* WRITTEN REQUEST
Bring together all lines of the material below that contain the string "JSON".

* GIVEN RECORDS
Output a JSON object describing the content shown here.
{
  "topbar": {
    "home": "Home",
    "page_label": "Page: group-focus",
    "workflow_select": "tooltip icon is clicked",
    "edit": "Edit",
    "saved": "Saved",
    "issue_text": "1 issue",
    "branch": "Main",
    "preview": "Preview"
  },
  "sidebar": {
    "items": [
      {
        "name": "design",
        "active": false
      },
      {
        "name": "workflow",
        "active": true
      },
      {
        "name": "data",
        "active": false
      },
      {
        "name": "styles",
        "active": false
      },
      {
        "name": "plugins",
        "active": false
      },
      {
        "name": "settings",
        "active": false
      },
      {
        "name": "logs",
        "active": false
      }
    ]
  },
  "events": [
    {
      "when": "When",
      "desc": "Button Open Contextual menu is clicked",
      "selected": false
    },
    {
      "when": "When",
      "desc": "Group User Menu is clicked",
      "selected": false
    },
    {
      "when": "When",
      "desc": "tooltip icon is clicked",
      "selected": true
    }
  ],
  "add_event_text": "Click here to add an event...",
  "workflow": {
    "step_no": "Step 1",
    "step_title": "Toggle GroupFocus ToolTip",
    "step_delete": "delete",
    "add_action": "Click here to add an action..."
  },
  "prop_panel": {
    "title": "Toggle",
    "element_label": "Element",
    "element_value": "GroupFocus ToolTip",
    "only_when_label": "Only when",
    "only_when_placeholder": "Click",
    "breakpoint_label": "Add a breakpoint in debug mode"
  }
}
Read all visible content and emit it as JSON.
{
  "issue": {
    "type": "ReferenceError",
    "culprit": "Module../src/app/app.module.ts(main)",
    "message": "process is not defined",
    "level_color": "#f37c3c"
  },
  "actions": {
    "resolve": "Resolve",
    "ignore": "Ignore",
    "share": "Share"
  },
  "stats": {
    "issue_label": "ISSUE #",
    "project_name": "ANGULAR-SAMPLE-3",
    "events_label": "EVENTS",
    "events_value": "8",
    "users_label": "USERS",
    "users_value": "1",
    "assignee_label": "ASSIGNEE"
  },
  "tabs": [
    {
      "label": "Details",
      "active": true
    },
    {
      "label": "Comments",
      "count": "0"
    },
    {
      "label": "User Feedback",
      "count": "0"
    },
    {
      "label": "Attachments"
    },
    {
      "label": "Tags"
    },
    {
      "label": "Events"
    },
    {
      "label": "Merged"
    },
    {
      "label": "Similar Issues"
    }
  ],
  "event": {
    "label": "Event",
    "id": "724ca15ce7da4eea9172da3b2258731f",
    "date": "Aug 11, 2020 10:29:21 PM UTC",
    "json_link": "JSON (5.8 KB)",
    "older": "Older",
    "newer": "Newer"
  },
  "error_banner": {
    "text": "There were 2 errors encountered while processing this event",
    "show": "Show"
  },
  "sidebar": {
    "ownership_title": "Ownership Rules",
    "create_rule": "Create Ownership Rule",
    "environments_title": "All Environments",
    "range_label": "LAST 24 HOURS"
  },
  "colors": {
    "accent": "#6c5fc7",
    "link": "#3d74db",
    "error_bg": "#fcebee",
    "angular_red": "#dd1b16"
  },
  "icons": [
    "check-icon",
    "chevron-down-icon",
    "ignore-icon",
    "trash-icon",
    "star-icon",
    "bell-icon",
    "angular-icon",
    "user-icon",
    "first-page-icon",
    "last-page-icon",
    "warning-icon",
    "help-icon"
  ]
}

* EXERCISE RESPONSE
Output a JSON object describing the content shown here.
Read all visible content and emit it as JSON.
    "json_link": "JSON (5.8 KB)",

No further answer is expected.